[start DATASET RECORDS]

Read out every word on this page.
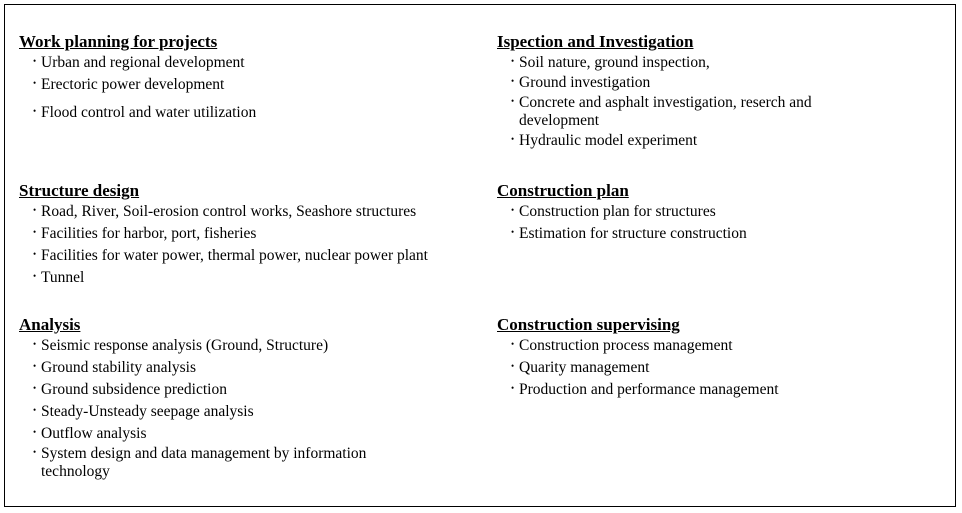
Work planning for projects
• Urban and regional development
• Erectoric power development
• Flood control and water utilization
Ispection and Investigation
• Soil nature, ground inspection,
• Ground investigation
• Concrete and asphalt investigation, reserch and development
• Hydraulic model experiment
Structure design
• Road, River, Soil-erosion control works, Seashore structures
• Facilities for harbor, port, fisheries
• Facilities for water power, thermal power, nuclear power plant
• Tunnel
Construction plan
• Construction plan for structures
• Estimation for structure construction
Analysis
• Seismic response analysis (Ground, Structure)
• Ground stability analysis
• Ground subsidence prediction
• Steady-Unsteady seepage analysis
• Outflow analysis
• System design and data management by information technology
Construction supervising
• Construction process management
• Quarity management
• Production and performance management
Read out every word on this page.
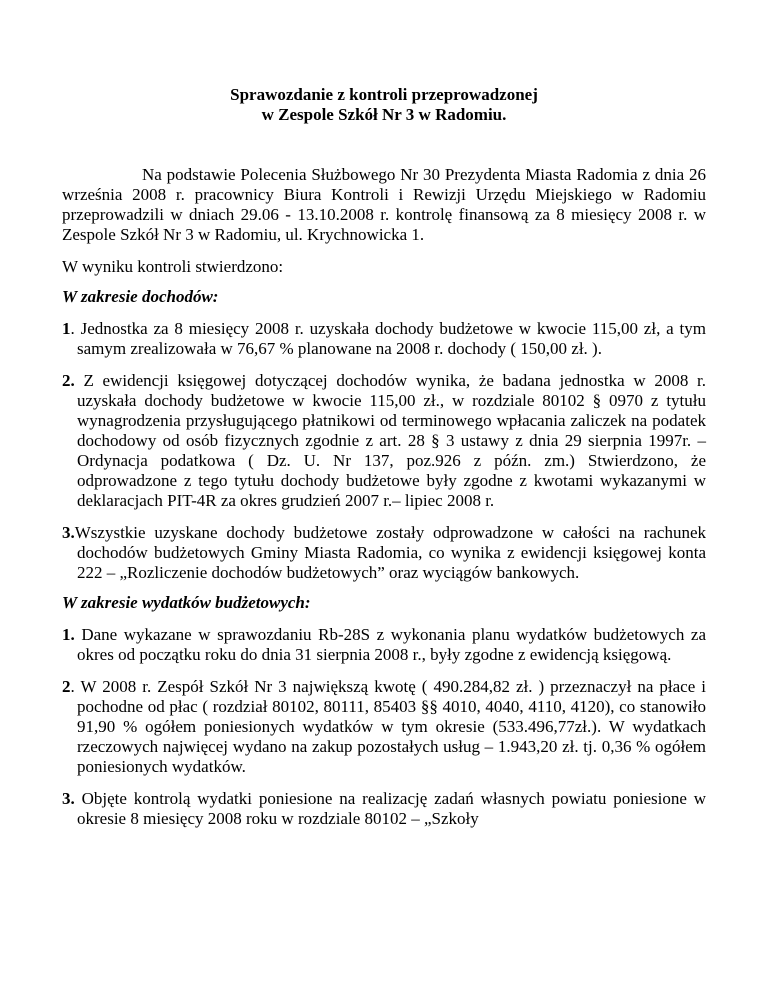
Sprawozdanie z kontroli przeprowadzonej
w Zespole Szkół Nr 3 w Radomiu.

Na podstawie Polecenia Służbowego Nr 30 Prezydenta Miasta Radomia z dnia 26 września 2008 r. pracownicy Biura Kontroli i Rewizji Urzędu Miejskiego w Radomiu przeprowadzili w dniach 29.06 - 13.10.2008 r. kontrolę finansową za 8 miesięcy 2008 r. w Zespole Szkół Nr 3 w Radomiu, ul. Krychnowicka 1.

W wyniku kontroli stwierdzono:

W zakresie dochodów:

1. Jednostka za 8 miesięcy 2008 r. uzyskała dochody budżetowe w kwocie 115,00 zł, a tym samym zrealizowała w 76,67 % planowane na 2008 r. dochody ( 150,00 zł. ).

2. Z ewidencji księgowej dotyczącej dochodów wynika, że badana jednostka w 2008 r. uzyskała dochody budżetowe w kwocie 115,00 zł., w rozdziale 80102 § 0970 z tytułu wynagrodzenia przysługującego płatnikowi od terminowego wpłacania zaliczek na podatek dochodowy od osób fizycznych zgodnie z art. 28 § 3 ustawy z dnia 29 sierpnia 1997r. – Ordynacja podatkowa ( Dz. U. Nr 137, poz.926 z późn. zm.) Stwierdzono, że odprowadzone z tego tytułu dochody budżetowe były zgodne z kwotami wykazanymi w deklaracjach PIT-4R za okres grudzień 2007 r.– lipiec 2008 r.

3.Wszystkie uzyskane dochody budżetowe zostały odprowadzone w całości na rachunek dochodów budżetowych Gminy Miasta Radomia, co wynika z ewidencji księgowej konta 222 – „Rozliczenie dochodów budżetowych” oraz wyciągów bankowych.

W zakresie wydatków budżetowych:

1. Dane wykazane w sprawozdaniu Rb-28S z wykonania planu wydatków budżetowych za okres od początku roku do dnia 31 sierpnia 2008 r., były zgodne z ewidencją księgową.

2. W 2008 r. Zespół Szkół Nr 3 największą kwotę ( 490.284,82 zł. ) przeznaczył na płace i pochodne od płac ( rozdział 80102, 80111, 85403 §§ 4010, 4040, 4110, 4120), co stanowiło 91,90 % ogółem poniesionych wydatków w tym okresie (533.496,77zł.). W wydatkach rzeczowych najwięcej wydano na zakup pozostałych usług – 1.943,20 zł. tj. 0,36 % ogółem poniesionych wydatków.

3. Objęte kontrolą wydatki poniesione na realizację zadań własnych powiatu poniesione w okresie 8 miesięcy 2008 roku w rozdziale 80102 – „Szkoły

[end DATASET RECORDS]

> **STATED TASK**
Leave every image out, and retype the material exactly.

> **FINISHED ANSWER**
Read out every word on this page.
Work planning for projects
• Urban and regional development
• Erectoric power development
• Flood control and water utilization
Ispection and Investigation
• Soil nature, ground inspection,
• Ground investigation
• Concrete and asphalt investigation, reserch and development
• Hydraulic model experiment
Structure design
• Road, River, Soil-erosion control works, Seashore structures
• Facilities for harbor, port, fisheries
• Facilities for water power, thermal power, nuclear power plant
• Tunnel
Construction plan
• Construction plan for structures
• Estimation for structure construction
Analysis
• Seismic response analysis (Ground, Structure)
• Ground stability analysis
• Ground subsidence prediction
• Steady-Unsteady seepage analysis
• Outflow analysis
• System design and data management by information technology
Construction supervising
• Construction process management
• Quarity management
• Production and performance management
Read out every word on this page.
Sprawozdanie z kontroli przeprowadzonej
w Zespole Szkół Nr 3 w Radomiu.

Na podstawie Polecenia Służbowego Nr 30 Prezydenta Miasta Radomia z dnia 26 września 2008 r. pracownicy Biura Kontroli i Rewizji Urzędu Miejskiego w Radomiu przeprowadzili w dniach 29.06 - 13.10.2008 r. kontrolę finansową za 8 miesięcy 2008 r. w Zespole Szkół Nr 3 w Radomiu, ul. Krychnowicka 1.

W wyniku kontroli stwierdzono:

W zakresie dochodów:

1. Jednostka za 8 miesięcy 2008 r. uzyskała dochody budżetowe w kwocie 115,00 zł, a tym samym zrealizowała w 76,67 % planowane na 2008 r. dochody ( 150,00 zł. ).

2. Z ewidencji księgowej dotyczącej dochodów wynika, że badana jednostka w 2008 r. uzyskała dochody budżetowe w kwocie 115,00 zł., w rozdziale 80102 § 0970 z tytułu wynagrodzenia przysługującego płatnikowi od terminowego wpłacania zaliczek na podatek dochodowy od osób fizycznych zgodnie z art. 28 § 3 ustawy z dnia 29 sierpnia 1997r. – Ordynacja podatkowa ( Dz. U. Nr 137, poz.926 z późn. zm.) Stwierdzono, że odprowadzone z tego tytułu dochody budżetowe były zgodne z kwotami wykazanymi w deklaracjach PIT-4R za okres grudzień 2007 r.– lipiec 2008 r.

3.Wszystkie uzyskane dochody budżetowe zostały odprowadzone w całości na rachunek dochodów budżetowych Gminy Miasta Radomia, co wynika z ewidencji księgowej konta 222 – „Rozliczenie dochodów budżetowych” oraz wyciągów bankowych.

W zakresie wydatków budżetowych:

1. Dane wykazane w sprawozdaniu Rb-28S z wykonania planu wydatków budżetowych za okres od początku roku do dnia 31 sierpnia 2008 r., były zgodne z ewidencją księgową.

2. W 2008 r. Zespół Szkół Nr 3 największą kwotę ( 490.284,82 zł. ) przeznaczył na płace i pochodne od płac ( rozdział 80102, 80111, 85403 §§ 4010, 4040, 4110, 4120), co stanowiło 91,90 % ogółem poniesionych wydatków w tym okresie (533.496,77zł.). W wydatkach rzeczowych najwięcej wydano na zakup pozostałych usług – 1.943,20 zł. tj. 0,36 % ogółem poniesionych wydatków.

3. Objęte kontrolą wydatki poniesione na realizację zadań własnych powiatu poniesione w okresie 8 miesięcy 2008 roku w rozdziale 80102 – „Szkoły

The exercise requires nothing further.